→ **Required work**: Give all of the lines again exactly as they read.
┌──
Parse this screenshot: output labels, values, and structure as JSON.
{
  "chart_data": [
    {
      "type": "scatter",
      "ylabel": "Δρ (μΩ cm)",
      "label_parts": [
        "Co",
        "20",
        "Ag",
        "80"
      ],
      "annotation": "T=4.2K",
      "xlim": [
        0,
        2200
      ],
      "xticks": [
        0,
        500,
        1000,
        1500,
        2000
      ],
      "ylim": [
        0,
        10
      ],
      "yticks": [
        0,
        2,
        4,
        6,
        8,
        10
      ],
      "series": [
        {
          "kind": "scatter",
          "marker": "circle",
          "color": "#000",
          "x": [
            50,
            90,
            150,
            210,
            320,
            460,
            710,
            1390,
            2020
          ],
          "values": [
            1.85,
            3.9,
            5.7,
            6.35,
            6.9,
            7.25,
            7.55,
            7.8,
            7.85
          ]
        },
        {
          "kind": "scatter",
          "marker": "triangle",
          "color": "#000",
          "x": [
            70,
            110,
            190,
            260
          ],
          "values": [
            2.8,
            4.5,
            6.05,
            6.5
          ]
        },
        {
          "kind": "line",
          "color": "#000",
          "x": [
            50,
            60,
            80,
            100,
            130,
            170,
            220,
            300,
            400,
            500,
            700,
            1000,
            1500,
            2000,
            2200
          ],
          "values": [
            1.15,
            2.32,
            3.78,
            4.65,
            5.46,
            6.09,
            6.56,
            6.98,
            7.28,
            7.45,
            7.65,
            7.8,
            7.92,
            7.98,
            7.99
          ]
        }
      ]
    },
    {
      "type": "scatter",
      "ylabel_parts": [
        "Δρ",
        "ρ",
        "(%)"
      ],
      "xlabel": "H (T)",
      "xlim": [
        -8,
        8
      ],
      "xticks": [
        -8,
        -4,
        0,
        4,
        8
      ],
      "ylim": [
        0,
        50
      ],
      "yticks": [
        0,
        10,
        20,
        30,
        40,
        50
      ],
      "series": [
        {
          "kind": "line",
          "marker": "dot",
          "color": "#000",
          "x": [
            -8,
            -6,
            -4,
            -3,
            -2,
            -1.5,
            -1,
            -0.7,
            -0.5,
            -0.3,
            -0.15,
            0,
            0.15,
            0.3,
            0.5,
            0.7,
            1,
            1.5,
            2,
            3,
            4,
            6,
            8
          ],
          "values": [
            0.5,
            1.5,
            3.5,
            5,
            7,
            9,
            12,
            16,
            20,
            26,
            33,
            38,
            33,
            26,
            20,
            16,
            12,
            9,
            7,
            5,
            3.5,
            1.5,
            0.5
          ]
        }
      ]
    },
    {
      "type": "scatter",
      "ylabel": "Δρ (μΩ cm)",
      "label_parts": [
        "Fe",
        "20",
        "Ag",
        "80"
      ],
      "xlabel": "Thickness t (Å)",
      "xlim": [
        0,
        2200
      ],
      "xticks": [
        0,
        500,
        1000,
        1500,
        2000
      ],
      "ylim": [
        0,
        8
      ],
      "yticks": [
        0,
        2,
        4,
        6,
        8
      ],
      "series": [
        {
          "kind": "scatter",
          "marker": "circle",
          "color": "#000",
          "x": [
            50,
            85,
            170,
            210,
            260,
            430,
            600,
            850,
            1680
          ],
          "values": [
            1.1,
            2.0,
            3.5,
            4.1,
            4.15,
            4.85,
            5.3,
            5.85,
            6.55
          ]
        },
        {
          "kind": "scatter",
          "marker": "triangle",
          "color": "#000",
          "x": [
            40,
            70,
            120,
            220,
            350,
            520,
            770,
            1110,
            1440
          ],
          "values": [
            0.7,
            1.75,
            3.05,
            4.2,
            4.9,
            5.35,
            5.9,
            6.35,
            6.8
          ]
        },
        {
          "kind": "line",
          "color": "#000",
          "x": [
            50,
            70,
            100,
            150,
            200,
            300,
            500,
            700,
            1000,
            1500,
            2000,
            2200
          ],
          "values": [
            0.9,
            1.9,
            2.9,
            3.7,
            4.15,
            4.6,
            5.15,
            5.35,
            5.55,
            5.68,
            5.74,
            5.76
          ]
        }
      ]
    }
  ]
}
└──
→ **In response**:
Parse this screenshot: output labels, values, and structure as JSON.
{
  "chart_data": [
    {
      "type": "scatter",
      "ylabel": "Δρ (μΩ cm)",
      "label_parts": [
        "Co",
        "20",
        "Ag",
        "80"
      ],
      "annotation": "T=4.2K",
      "xlim": [
        0,
        2200
      ],
      "xticks": [
        0,
        500,
        1000,
        1500,
        2000
      ],
      "ylim": [
        0,
        10
      ],
      "yticks": [
        0,
        2,
        4,
        6,
        8,
        10
      ],
      "series": [
        {
          "kind": "scatter",
          "marker": "circle",
          "color": "#000",
          "x": [
            50,
            90,
            150,
            210,
            320,
            460,
            710,
            1390,
            2020
          ],
          "values": [
            1.85,
            3.9,
            5.7,
            6.35,
            6.9,
            7.25,
            7.55,
            7.8,
            7.85
          ]
        },
        {
          "kind": "scatter",
          "marker": "triangle",
          "color": "#000",
          "x": [
            70,
            110,
            190,
            260
          ],
          "values": [
            2.8,
            4.5,
            6.05,
            6.5
          ]
        },
        {
          "kind": "line",
          "color": "#000",
          "x": [
            50,
            60,
            80,
            100,
            130,
            170,
            220,
            300,
            400,
            500,
            700,
            1000,
            1500,
            2000,
            2200
          ],
          "values": [
            1.15,
            2.32,
            3.78,
            4.65,
            5.46,
            6.09,
            6.56,
            6.98,
            7.28,
            7.45,
            7.65,
            7.8,
            7.92,
            7.98,
            7.99
          ]
        }
      ]
    },
    {
      "type": "scatter",
      "ylabel_parts": [
        "Δρ",
        "ρ",
        "(%)"
      ],
      "xlabel": "H (T)",
      "xlim": [
        -8,
        8
      ],
      "xticks": [
        -8,
        -4,
        0,
        4,
        8
      ],
      "ylim": [
        0,
        50
      ],
      "yticks": [
        0,
        10,
        20,
        30,
        40,
        50
      ],
      "series": [
        {
          "kind": "line",
          "marker": "dot",
          "color": "#000",
          "x": [
            -8,
            -6,
            -4,
            -3,
            -2,
            -1.5,
            -1,
            -0.7,
            -0.5,
            -0.3,
            -0.15,
            0,
            0.15,
            0.3,
            0.5,
            0.7,
            1,
            1.5,
            2,
            3,
            4,
            6,
            8
          ],
          "values": [
            0.5,
            1.5,
            3.5,
            5,
            7,
            9,
            12,
            16,
            20,
            26,
            33,
            38,
            33,
            26,
            20,
            16,
            12,
            9,
            7,
            5,
            3.5,
            1.5,
            0.5
          ]
        }
      ]
    },
    {
      "type": "scatter",
      "ylabel": "Δρ (μΩ cm)",
      "label_parts": [
        "Fe",
        "20",
        "Ag",
        "80"
      ],
      "xlabel": "Thickness t (Å)",
      "xlim": [
        0,
        2200
      ],
      "xticks": [
        0,
        500,
        1000,
        1500,
        2000
      ],
      "ylim": [
        0,
        8
      ],
      "yticks": [
        0,
        2,
        4,
        6,
        8
      ],
      "series": [
        {
          "kind": "scatter",
          "marker": "circle",
          "color": "#000",
          "x": [
            50,
            85,
            170,
            210,
            260,
            430,
            600,
            850,
            1680
          ],
          "values": [
            1.1,
            2.0,
            3.5,
            4.1,
            4.15,
            4.85,
            5.3,
            5.85,
            6.55
          ]
        },
        {
          "kind": "scatter",
          "marker": "triangle",
          "color": "#000",
          "x": [
            40,
            70,
            120,
            220,
            350,
            520,
            770,
            1110,
            1440
          ],
          "values": [
            0.7,
            1.75,
            3.05,
            4.2,
            4.9,
            5.35,
            5.9,
            6.35,
            6.8
          ]
        },
        {
          "kind": "line",
          "color": "#000",
          "x": [
            50,
            70,
            100,
            150,
            200,
            300,
            500,
            700,
            1000,
            1500,
            2000,
            2200
          ],
          "values": [
            0.9,
            1.9,
            2.9,
            3.7,
            4.15,
            4.6,
            5.15,
            5.35,
            5.55,
            5.68,
            5.74,
            5.76
          ]
        }
      ]
    }
  ]
}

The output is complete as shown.